**Task details**: Of all the lines here, how many include the string "declare"? Answer with the number only.

**Provided data**:
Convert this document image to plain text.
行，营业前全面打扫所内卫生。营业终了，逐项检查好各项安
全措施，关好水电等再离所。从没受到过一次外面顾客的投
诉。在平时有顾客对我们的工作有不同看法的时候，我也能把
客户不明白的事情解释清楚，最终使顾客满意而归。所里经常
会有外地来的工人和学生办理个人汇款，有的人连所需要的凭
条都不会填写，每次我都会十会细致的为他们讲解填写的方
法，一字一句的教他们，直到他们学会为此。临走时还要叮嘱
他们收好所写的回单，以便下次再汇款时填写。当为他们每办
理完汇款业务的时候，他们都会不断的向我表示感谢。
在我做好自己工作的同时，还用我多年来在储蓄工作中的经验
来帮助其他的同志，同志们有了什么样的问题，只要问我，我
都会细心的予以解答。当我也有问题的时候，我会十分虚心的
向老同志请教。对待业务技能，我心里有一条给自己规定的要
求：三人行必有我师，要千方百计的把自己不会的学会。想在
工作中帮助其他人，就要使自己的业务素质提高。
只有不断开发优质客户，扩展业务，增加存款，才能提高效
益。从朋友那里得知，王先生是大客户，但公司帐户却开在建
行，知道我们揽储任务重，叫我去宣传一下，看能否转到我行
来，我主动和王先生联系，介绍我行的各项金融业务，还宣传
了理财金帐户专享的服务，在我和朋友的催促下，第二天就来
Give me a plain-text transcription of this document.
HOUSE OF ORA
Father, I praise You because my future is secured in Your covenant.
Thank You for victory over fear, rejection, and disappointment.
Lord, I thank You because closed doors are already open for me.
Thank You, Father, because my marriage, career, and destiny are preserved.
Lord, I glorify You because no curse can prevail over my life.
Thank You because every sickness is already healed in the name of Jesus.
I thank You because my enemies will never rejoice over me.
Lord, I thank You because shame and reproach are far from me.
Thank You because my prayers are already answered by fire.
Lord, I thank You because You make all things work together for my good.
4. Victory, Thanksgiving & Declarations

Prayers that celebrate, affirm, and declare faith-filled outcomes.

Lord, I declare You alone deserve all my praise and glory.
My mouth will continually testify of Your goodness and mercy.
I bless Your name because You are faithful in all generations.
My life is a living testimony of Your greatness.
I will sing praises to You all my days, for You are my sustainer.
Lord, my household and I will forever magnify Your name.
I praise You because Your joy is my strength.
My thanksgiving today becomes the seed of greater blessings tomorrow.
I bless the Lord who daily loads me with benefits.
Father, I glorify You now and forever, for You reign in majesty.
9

--

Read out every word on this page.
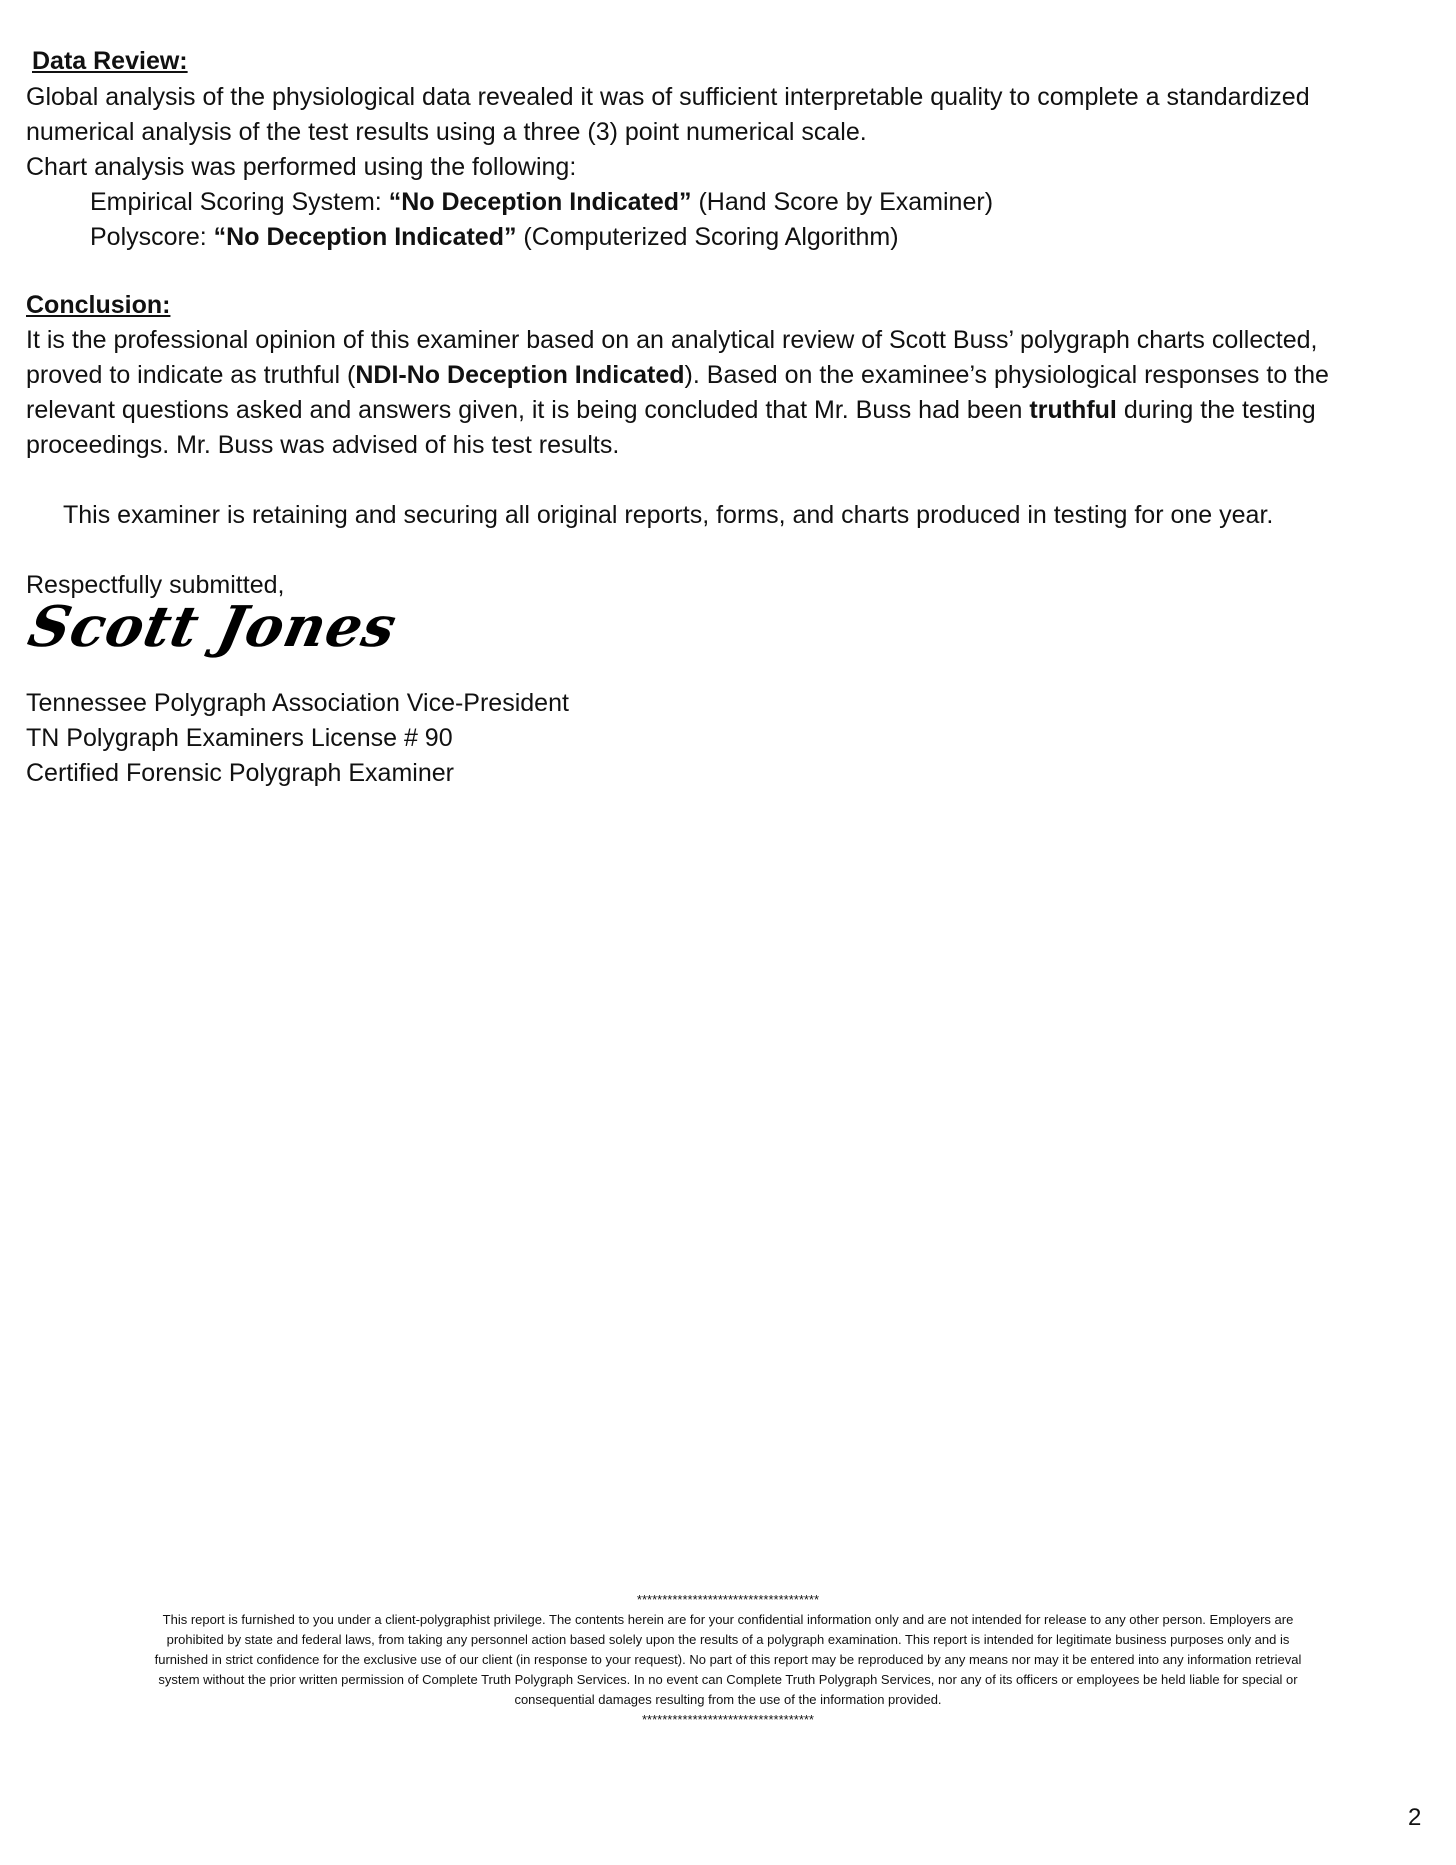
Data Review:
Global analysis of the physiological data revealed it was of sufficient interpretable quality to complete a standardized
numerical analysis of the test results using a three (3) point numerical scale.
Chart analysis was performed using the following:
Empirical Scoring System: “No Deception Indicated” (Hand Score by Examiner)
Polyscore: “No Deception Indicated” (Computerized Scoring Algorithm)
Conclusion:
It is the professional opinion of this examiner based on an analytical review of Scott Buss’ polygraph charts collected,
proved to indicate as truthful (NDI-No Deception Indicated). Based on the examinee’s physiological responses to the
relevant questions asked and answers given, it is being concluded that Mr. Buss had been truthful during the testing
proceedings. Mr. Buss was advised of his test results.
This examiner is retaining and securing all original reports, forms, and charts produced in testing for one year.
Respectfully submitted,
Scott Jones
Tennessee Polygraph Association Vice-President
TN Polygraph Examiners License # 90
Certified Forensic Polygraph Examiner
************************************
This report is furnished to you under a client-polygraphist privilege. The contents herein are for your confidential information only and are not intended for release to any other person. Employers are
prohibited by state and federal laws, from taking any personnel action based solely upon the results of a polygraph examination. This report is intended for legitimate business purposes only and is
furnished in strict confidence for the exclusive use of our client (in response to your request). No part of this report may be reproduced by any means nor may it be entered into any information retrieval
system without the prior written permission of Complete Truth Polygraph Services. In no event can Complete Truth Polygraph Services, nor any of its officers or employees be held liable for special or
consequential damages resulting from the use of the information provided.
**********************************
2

**Written response**: 2